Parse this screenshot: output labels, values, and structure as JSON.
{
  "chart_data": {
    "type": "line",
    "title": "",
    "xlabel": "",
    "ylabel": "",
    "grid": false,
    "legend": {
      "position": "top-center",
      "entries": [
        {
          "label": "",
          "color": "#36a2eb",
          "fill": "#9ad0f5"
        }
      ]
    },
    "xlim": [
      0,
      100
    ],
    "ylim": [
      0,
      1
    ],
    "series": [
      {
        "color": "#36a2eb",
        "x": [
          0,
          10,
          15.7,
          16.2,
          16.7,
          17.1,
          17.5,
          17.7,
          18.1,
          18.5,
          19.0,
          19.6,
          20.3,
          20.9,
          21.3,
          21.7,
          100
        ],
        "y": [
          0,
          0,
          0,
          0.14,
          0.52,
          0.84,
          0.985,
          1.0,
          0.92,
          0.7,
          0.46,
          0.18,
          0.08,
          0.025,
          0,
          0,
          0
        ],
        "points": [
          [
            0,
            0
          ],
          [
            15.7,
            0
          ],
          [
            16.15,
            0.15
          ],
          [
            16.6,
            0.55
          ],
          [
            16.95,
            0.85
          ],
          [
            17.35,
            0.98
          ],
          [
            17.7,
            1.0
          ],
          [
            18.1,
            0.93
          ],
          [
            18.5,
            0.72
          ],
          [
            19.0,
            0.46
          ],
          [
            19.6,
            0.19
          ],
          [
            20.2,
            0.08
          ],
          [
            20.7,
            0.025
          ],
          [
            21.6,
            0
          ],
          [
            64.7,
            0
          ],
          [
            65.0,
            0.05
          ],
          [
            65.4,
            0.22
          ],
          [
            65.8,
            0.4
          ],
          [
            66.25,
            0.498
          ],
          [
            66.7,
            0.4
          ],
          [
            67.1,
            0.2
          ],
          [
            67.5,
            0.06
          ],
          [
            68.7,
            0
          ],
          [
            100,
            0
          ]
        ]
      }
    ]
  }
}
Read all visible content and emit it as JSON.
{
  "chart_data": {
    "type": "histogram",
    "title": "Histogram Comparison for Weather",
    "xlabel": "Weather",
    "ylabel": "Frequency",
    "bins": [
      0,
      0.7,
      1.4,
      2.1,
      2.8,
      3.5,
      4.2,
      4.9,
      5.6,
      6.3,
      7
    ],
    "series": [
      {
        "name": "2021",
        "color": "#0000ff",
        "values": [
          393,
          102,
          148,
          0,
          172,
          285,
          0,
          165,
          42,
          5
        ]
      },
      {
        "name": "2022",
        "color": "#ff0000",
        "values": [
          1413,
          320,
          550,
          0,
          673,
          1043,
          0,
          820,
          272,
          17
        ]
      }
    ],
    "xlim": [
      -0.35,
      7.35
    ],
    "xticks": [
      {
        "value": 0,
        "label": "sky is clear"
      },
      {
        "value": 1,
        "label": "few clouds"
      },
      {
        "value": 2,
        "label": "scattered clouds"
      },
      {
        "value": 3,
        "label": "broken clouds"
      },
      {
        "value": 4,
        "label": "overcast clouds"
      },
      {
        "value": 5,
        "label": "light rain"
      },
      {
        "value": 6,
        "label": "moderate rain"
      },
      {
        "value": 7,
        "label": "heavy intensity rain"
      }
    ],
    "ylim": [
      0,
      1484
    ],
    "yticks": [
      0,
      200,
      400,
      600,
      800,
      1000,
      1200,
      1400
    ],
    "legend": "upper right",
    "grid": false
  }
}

▬▬▬▬▬▬

Using the listing above, show every line that includes the string "clouds".

### Finished exercise
        "label": "few clouds"
        "label": "scattered clouds"
        "label": "broken clouds"
        "label": "overcast clouds"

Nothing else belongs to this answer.